▶ _Requirements_
Your answer should be a single number: the count of lines that include the word "JSON".

▶ _Data to process_
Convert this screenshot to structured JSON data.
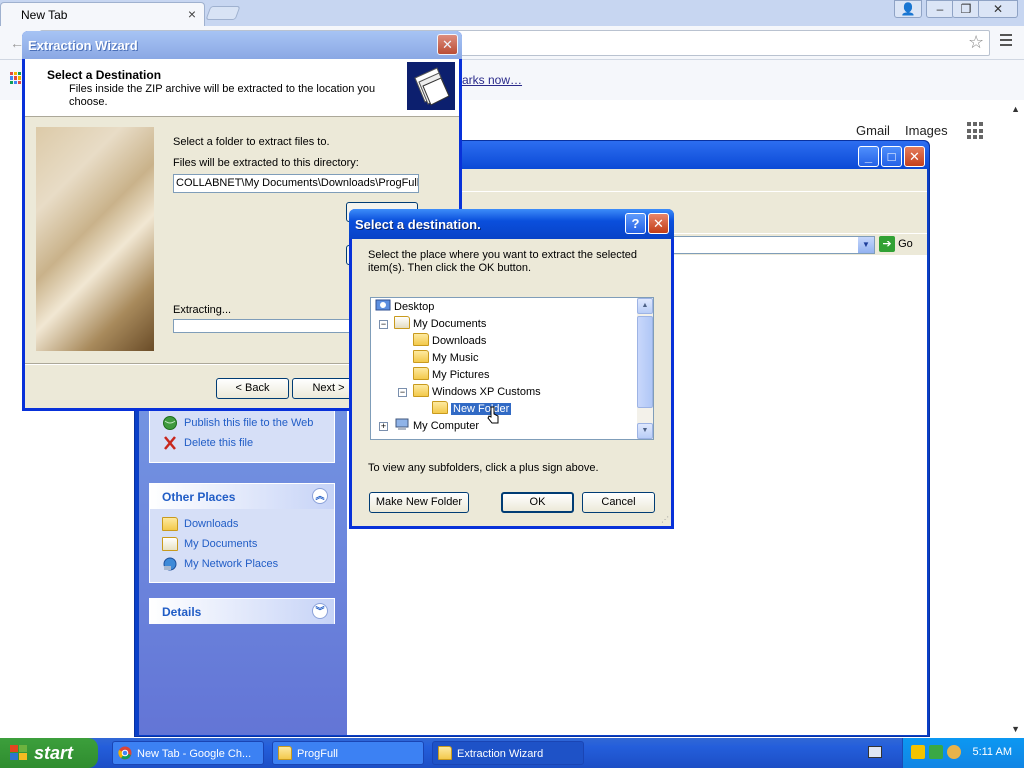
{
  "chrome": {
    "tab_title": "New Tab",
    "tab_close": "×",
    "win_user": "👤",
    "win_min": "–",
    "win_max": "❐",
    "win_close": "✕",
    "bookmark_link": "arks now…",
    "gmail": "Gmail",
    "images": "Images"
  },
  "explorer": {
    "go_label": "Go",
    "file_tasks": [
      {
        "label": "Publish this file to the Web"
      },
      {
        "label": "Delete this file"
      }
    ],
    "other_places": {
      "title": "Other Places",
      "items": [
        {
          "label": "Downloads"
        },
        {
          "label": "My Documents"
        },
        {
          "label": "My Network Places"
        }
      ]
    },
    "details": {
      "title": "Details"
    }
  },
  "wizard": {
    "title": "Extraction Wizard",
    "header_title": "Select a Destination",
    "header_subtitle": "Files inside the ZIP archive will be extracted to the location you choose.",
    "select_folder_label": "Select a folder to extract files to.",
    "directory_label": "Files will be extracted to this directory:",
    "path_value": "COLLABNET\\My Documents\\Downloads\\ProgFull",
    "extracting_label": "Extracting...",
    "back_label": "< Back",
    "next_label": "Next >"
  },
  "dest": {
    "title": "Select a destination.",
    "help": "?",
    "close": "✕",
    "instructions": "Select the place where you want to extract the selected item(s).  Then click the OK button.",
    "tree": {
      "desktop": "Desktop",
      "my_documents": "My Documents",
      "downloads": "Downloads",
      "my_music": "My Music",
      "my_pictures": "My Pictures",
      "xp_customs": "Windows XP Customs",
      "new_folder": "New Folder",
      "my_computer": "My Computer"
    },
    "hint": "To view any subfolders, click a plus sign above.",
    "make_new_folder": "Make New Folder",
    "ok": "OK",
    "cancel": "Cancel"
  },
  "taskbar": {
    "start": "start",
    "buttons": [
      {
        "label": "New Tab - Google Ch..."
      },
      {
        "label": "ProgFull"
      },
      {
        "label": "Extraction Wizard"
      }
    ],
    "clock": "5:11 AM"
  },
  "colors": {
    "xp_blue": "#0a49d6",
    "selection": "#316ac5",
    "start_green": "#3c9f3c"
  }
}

---

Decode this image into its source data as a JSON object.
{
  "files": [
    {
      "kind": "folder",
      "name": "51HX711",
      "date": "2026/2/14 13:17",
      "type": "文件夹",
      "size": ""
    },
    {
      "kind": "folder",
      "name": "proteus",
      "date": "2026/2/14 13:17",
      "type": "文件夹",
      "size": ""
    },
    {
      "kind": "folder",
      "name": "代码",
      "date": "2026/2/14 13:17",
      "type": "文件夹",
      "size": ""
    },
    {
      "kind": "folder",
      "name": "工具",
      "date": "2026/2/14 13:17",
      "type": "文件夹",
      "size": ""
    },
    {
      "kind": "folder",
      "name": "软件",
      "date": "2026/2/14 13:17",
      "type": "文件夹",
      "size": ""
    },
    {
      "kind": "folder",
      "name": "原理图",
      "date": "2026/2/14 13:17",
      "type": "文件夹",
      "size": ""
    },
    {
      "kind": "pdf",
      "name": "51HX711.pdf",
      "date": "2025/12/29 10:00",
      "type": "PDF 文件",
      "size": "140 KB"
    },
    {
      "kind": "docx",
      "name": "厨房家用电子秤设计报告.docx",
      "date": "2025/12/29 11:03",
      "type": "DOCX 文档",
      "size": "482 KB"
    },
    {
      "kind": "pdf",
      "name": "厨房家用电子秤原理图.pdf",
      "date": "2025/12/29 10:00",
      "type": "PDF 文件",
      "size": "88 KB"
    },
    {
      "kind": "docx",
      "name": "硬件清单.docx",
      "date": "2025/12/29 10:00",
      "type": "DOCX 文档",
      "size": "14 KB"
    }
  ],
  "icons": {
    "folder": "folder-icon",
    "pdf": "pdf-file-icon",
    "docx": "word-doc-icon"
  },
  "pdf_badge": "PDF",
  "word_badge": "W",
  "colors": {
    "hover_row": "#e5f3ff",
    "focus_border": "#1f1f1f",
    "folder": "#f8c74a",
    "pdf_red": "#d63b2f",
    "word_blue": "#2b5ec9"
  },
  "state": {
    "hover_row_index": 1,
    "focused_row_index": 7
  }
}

▶ _Exercise solution_
2